▶ _GIVEN PASSAGE_:
■ ■ ■ ■ ■
It begins, improbably, with a Google form. You type a few sentences, pick a name from a list of sixty-three prisoners, and agree to a declaration—“Freedom to prisoners of the regime, fire to the oligarchy.” Somewhere in Georgia, activists print your words on paper and deliver them to a prison cell.
The gesture is almost anachronistic. We live in a time when politics is measured in clicks, when a protest can erupt on Telegram before it reaches the streets. And yet, the act of writing to a prisoner—a stranger, someone whose name you may only know from a list—is as old as dissent itself. The message may be simple: we are thinking of you. But behind it lies a tradition that stretches from the gulags of the Soviet Union to the jails of the American South, from Robben Island to present-day Russia.
Political letters, unlike most correspondence, are written with two audiences in mind. There is the recipient—the prisoner who reads them as lifelines. And there is history, which tends to collect them like artifacts. Vaclav Havel’s Letters to Olga turned his confinement into a philosophical diary. Martin Luther King Jr., scribbling on scraps of newspaper in Birmingham Jail, fashioned a manifesto for civil rights. Mandela’s prison letters were so heavily censored that they sometimes read like coded poetry, yet they preserved his political identity through decades of isolation.
The Georgian platform inserts itself into this lineage. But where Havel labored over sentences for days, the twenty-first-century writer performs the act in minutes, on a phone. Solidarity has been streamlined. It travels at the speed of Wi-Fi. In the age of envelopes and stamps, a letter to a prisoner carried weight, in part because of the time and trouble it demanded. The handwriting, the trip to the post office, the anxiety over whether it would reach its destination—this was solidarity with calluses. By contrast, an online form makes the act frictionless. Solidarity is now only a few keystrokes away, which is to say: it risks becoming indistinguishable from everything else we do online.
Still, the form retains its force. To send a letter is to insist that someone locked away has not disappeared. Michel Foucault once described prison as a machine of silence, a place where speech is confiscated along with freedom. A letter slips through that silence.
Anthropologists might call it a ritual of care. You reach toward someone you do not know, someone the state has tried to erase from public life, and you declare, however briefly: you remain visible. This act, repeated across dozens or hundreds of writers, becomes a chorus. Durkheim would have called it “collective effervescence”—a secular liturgy that binds people together.
The point is less the content of the letter than the gesture itself. The prisoner learns that their name circulates outside the prison. The writer learns that their words, however small, have a destination in the dark. Both sides participate in a ceremony of recognition.
■ ■ ■ ■ ■
▶ _REQUIRED WORK_:
a: How would you put this sentence from the essay on writing letters to political prisoners into Spanish: "To send a letter is to insist that someone locked away has not disappeared."?
b: Can you pick up the essay on writing letters to political prisoners after its final paragraph and carry it forward?
■ ■ ■ ■ ■
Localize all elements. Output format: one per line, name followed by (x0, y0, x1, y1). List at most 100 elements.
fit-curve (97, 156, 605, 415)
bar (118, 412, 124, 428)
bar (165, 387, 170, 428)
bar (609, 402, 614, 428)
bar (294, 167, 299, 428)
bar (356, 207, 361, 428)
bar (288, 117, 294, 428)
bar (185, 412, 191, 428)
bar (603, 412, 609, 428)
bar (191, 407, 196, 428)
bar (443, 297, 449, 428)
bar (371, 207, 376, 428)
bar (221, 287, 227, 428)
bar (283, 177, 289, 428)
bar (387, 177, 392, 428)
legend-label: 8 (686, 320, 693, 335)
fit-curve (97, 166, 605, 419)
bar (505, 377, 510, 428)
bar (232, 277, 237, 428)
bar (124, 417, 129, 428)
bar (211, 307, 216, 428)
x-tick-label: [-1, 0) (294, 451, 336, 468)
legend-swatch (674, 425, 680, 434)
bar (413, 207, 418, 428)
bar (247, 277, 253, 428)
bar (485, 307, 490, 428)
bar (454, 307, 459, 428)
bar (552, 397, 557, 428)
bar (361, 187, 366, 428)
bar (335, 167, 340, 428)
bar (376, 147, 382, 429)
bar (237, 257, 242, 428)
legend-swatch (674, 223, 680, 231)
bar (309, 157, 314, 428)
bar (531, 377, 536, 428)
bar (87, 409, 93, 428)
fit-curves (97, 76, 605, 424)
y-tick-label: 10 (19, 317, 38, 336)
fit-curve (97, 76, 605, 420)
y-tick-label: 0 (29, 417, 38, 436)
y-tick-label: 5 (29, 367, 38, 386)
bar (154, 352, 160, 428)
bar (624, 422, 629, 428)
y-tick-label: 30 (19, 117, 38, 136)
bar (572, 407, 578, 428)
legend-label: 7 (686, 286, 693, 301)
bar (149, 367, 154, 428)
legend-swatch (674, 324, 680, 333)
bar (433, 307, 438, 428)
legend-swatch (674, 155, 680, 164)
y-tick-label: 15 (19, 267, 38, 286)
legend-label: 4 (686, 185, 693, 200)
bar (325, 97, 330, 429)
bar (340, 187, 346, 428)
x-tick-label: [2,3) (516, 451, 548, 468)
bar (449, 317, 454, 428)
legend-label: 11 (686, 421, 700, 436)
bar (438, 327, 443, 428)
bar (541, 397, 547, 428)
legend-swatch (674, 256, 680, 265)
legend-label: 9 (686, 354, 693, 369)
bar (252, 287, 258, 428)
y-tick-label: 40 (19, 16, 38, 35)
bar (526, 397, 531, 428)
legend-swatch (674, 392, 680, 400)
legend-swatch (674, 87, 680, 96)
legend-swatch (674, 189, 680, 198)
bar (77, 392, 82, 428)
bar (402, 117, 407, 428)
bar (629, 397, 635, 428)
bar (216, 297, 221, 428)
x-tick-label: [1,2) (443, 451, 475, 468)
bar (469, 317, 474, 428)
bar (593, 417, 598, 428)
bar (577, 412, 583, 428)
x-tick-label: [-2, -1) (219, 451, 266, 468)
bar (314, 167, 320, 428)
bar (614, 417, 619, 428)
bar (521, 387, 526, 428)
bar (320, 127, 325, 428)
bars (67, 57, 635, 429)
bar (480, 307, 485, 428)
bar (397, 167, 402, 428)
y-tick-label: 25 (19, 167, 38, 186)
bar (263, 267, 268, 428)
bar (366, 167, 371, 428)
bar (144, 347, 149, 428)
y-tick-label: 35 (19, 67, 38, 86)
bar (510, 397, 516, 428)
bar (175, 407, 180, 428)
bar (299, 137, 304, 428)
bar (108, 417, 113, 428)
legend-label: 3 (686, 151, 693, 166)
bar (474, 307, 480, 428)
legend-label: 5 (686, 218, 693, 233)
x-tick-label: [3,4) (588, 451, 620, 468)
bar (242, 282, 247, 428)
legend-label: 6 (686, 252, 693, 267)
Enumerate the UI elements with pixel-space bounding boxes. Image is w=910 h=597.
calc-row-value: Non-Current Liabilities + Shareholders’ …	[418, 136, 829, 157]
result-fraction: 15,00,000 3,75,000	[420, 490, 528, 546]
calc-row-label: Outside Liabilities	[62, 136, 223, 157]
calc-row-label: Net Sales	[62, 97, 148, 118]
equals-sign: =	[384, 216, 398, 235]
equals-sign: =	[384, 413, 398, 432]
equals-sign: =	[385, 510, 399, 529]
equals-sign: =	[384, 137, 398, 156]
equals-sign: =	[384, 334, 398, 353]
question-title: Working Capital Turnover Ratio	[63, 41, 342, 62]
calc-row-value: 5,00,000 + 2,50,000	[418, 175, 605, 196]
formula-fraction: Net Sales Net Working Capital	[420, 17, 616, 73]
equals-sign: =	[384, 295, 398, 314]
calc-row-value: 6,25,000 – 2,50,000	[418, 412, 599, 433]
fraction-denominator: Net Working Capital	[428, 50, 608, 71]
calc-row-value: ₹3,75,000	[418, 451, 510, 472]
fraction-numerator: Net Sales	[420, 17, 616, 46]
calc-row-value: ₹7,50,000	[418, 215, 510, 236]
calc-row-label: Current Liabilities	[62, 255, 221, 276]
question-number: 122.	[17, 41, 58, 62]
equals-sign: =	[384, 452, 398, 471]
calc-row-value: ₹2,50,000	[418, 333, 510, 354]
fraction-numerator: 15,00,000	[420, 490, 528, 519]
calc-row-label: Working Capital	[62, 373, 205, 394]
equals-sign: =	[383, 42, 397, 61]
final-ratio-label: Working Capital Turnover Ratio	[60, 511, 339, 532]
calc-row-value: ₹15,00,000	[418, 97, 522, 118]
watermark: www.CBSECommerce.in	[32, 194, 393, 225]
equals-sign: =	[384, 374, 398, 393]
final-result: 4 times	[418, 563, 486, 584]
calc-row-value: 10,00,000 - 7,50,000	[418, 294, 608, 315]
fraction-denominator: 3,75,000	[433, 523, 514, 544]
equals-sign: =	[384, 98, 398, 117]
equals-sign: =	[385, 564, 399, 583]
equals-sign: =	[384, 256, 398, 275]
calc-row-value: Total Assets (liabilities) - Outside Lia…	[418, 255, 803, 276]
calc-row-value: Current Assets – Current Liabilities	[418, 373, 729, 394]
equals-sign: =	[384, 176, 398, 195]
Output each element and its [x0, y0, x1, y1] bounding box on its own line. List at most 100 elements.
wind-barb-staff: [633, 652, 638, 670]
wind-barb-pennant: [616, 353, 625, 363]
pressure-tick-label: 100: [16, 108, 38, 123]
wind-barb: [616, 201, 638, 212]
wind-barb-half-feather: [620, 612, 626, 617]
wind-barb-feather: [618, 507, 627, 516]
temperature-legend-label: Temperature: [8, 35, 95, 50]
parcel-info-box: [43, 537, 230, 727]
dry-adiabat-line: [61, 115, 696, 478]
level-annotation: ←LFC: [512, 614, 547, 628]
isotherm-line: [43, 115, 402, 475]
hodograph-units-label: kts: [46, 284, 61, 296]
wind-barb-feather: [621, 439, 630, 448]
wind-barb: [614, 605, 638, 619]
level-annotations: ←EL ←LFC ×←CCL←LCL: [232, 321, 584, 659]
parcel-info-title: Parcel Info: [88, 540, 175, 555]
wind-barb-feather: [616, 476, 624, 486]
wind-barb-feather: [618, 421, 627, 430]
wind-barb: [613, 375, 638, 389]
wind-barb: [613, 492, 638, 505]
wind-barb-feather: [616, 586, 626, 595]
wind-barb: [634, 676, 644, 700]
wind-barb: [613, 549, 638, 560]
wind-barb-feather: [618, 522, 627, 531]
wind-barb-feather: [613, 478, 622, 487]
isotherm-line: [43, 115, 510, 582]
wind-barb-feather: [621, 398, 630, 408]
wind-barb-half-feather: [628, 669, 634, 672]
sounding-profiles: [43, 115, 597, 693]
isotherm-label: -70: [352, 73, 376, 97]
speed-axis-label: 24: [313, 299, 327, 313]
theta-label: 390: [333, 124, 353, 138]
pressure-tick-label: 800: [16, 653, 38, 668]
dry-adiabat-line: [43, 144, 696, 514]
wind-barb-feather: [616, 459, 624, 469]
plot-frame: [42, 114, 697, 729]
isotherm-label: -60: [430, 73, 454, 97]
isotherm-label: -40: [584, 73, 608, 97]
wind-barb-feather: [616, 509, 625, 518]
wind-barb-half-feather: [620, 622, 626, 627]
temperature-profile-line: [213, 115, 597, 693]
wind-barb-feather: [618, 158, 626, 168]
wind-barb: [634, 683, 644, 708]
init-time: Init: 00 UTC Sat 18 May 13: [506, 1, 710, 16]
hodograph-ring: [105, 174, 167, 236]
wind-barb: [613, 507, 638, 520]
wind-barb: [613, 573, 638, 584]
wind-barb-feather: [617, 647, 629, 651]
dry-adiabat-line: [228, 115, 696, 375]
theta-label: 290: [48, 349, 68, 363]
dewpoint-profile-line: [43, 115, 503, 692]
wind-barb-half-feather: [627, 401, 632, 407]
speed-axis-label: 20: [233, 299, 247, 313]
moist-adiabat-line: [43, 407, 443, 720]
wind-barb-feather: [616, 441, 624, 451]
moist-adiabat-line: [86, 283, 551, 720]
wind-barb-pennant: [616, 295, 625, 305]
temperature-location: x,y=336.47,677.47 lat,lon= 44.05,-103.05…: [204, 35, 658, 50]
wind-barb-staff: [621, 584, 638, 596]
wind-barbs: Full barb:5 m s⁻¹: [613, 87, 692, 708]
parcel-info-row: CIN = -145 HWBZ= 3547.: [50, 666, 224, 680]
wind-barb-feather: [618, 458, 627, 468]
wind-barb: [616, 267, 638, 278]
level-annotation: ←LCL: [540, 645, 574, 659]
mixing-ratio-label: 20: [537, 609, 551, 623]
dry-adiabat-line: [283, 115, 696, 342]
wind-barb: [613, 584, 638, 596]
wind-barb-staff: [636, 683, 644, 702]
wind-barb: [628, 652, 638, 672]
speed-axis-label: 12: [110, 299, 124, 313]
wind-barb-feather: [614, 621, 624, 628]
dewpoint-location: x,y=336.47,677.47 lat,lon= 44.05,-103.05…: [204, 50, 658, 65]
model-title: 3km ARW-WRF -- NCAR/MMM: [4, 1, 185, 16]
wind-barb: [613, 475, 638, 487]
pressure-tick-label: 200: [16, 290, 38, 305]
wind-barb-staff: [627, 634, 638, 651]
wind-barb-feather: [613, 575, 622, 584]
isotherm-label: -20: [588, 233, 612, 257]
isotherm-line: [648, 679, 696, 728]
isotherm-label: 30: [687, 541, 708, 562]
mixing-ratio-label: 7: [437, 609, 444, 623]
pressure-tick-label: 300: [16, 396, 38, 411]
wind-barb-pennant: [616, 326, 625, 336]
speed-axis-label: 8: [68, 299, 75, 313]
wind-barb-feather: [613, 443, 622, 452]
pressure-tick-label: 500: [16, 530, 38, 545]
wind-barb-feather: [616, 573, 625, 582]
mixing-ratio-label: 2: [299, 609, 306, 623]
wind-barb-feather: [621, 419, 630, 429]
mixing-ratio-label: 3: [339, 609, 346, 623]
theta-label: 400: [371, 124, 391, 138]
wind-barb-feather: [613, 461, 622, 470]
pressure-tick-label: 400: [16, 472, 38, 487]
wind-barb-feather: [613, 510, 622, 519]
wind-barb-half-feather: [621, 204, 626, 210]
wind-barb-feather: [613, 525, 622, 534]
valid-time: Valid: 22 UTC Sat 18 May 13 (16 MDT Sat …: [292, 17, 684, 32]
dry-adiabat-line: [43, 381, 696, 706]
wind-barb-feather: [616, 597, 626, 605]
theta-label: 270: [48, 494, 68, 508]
■ ■ ■ ■ ■
▶ _RESPONSES PER TASK_:
a: Enviar una carta es insistir en que alguien encerrado no ha desaparecido.

b:
Of course, nothing is neutral. To send a letter through the Georgian platform, one must first agree to the slogan: “Freedom to prisoners of the regime, fire to the oligarchy.” It’s a litmus test of allegiance, a reminder that solidarity is always entangled with politics.

Habermas might bristle at this—the public sphere, in his model, is meant to foster free and unconstrained communication. Yet Antonio Gramsci would have smiled knowingly: every counter-hegemonic movement depends on ritual, slogans, repeated affirmations. To sign the declaration is to join a collective voice, not just to comfort an individual.
Here lies the dual nature of the practice. On one hand, it is intimate, almost tender: strangers writing to the confined. On the other, it is overtly political, a way of amplifying dissent. The prisoner becomes both a person and a symbol, and the letter serves both roles at once.
If all this feels steeped in European history, it’s because the letter has always been the medium of exile.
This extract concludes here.